## Element box annotations

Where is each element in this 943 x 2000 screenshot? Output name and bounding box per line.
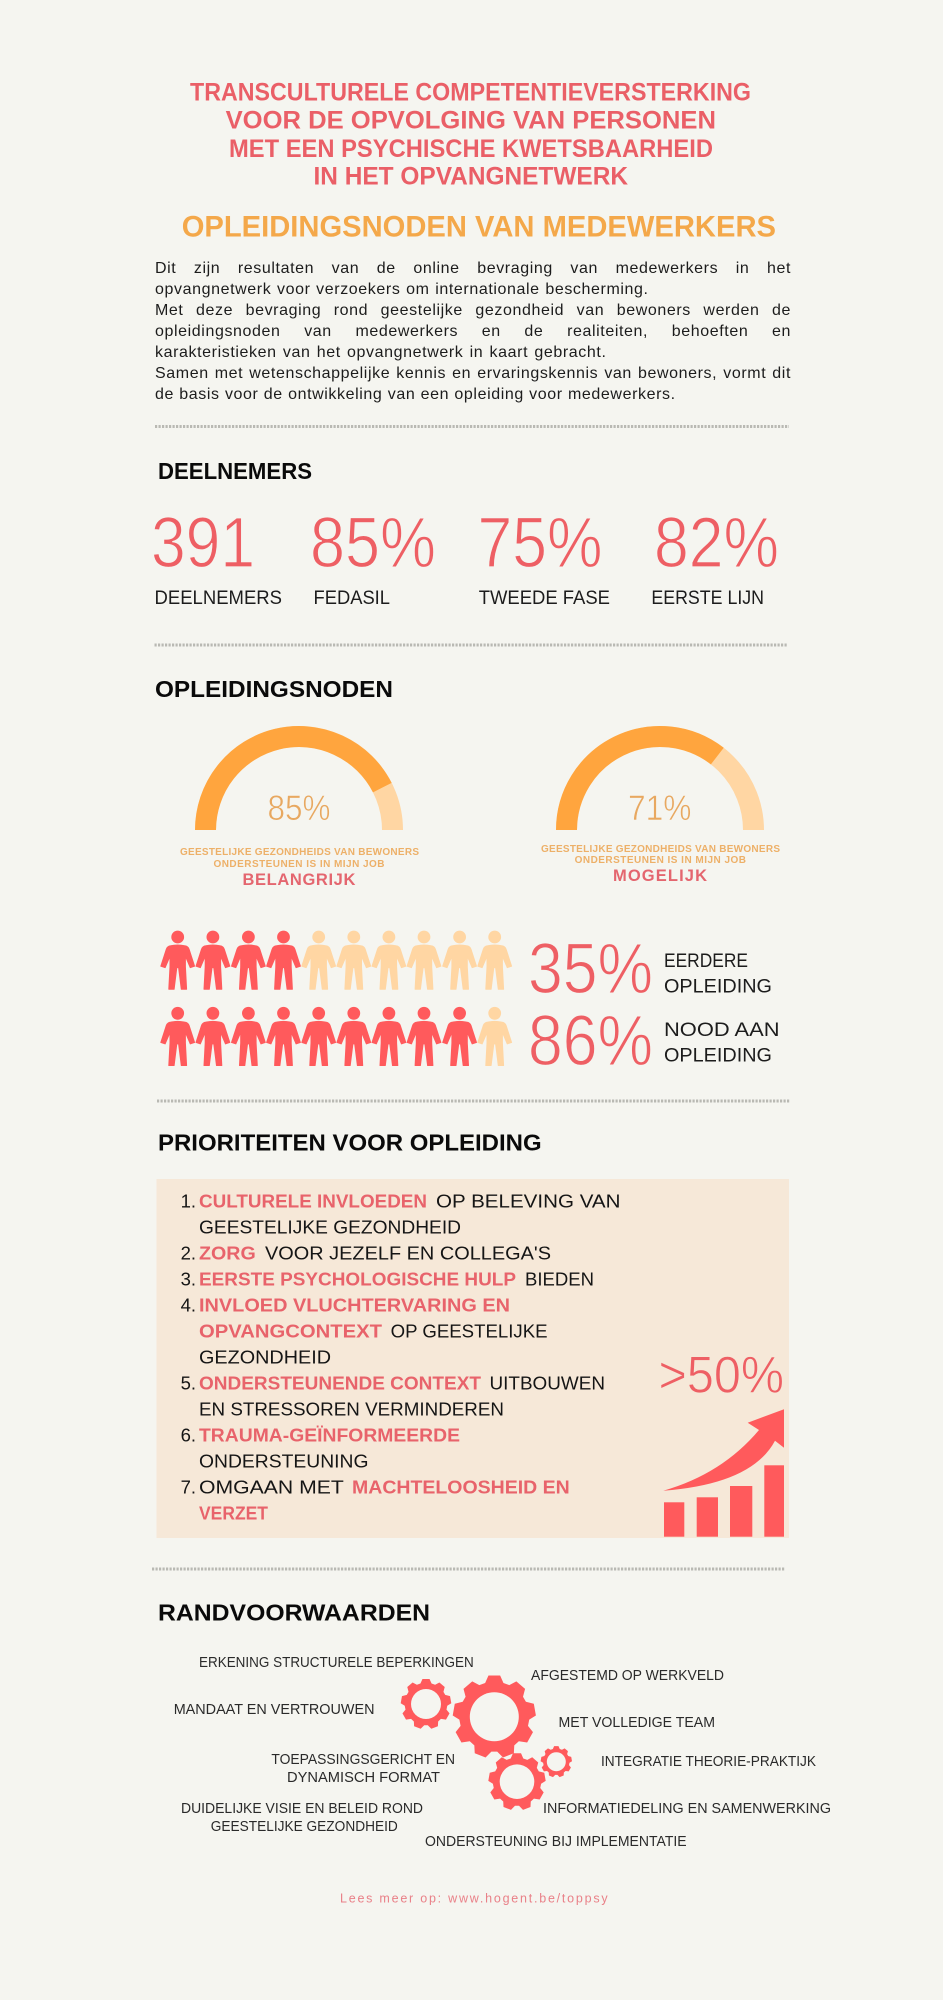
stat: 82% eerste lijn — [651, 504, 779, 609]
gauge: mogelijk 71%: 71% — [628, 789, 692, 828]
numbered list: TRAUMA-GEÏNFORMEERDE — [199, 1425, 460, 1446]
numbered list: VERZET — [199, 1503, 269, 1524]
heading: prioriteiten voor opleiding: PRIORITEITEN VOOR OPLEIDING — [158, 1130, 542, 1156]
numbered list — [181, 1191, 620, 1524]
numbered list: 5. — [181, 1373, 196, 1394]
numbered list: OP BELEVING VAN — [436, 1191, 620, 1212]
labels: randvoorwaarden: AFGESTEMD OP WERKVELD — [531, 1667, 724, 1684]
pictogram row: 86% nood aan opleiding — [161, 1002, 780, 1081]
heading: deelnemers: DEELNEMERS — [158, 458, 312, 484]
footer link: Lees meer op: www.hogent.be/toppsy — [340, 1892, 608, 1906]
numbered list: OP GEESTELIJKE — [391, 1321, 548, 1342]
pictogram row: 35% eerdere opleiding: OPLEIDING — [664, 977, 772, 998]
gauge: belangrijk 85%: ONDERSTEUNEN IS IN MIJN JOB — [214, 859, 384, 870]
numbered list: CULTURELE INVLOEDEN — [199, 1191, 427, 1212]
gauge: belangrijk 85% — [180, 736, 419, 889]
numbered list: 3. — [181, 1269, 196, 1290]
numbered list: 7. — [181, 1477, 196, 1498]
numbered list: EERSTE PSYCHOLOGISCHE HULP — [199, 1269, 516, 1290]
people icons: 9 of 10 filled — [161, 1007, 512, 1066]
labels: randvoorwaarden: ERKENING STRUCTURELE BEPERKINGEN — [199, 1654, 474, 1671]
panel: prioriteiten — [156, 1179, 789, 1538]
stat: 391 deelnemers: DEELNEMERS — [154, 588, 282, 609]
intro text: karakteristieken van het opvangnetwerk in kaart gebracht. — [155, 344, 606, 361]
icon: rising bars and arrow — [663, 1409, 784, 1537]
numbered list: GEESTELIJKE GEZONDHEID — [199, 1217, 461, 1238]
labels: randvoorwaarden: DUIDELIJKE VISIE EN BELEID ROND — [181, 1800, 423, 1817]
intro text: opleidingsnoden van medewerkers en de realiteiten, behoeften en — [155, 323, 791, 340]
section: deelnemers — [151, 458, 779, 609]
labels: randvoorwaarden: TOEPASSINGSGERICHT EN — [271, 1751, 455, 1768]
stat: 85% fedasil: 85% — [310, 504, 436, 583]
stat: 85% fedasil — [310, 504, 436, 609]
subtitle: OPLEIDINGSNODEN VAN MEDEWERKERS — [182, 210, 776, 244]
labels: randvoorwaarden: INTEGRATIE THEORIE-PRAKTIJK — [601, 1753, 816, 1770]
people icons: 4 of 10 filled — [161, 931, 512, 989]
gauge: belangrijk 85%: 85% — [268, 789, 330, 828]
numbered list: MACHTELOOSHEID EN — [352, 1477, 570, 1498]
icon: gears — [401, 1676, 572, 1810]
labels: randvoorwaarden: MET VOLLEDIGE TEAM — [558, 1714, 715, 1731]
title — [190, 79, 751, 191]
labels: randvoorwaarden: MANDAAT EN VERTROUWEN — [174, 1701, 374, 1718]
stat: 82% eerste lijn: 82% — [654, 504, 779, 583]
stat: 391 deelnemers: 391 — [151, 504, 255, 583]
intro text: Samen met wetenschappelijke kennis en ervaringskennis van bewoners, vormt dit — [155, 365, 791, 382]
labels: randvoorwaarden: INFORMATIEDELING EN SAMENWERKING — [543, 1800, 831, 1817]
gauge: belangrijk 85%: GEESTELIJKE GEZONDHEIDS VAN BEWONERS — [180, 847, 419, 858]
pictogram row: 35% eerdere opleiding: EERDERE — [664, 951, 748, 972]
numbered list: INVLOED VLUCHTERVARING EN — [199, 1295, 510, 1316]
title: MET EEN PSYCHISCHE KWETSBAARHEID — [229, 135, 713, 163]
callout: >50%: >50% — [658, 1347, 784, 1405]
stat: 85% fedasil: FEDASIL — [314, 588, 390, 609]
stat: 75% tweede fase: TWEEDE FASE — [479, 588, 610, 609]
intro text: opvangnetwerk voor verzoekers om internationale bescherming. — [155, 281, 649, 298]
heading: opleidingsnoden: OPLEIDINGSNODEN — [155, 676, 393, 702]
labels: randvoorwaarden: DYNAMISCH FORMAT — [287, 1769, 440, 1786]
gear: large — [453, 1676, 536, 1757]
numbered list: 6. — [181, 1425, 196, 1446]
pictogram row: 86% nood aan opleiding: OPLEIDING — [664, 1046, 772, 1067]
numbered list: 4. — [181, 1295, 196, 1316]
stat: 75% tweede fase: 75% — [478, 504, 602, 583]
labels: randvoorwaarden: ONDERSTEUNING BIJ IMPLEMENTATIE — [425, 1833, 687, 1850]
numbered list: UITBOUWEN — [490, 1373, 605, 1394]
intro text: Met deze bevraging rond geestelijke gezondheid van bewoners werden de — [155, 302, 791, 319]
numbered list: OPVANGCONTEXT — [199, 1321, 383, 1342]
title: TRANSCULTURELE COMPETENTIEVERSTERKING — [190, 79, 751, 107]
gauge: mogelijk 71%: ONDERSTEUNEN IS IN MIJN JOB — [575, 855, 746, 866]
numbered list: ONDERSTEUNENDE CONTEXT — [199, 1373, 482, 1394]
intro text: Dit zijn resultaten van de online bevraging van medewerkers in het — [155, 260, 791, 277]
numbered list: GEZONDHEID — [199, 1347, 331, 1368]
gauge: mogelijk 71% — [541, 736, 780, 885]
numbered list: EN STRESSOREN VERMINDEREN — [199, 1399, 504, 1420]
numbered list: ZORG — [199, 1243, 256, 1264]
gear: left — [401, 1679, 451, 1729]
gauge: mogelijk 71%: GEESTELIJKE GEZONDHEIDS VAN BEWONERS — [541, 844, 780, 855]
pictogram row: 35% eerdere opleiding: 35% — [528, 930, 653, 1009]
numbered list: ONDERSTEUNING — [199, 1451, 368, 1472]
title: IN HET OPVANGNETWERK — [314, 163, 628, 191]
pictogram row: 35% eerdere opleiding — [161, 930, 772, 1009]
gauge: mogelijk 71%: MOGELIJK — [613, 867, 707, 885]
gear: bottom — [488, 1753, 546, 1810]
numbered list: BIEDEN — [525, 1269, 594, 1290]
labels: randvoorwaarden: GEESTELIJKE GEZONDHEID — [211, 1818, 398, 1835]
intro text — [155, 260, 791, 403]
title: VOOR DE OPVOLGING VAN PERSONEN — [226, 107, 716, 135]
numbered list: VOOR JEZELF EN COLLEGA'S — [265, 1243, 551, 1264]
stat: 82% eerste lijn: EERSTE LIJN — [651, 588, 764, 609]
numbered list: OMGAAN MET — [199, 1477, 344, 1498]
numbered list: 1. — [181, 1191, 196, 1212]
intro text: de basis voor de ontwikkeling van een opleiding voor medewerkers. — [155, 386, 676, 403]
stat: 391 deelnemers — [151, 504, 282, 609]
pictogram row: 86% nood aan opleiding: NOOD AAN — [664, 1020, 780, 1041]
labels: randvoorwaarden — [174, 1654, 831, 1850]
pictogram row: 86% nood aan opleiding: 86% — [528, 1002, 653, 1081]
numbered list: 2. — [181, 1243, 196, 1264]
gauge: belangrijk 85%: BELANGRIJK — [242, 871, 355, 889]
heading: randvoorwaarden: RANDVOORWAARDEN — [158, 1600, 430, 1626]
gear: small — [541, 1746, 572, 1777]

## Description of the task
Pull out the lines that run from the one containing "stat: 82% eerste lijn — [651, 504, 779, 609]" through the one containing "numbered list: OP GEESTELIJKE", both ends included, and copy them without any changes.

## Result below
stat: 82% eerste lijn — [651, 504, 779, 609]
gauge: mogelijk 71%: 71% — [628, 789, 692, 828]
numbered list: TRAUMA-GEÏNFORMEERDE — [199, 1425, 460, 1446]
numbered list: VERZET — [199, 1503, 269, 1524]
heading: prioriteiten voor opleiding: PRIORITEITEN VOOR OPLEIDING — [158, 1130, 542, 1156]
numbered list — [181, 1191, 620, 1524]
numbered list: 5. — [181, 1373, 196, 1394]
numbered list: OP BELEVING VAN — [436, 1191, 620, 1212]
labels: randvoorwaarden: AFGESTEMD OP WERKVELD — [531, 1667, 724, 1684]
pictogram row: 86% nood aan opleiding — [161, 1002, 780, 1081]
heading: deelnemers: DEELNEMERS — [158, 458, 312, 484]
footer link: Lees meer op: www.hogent.be/toppsy — [340, 1892, 608, 1906]
numbered list: OP GEESTELIJKE — [391, 1321, 548, 1342]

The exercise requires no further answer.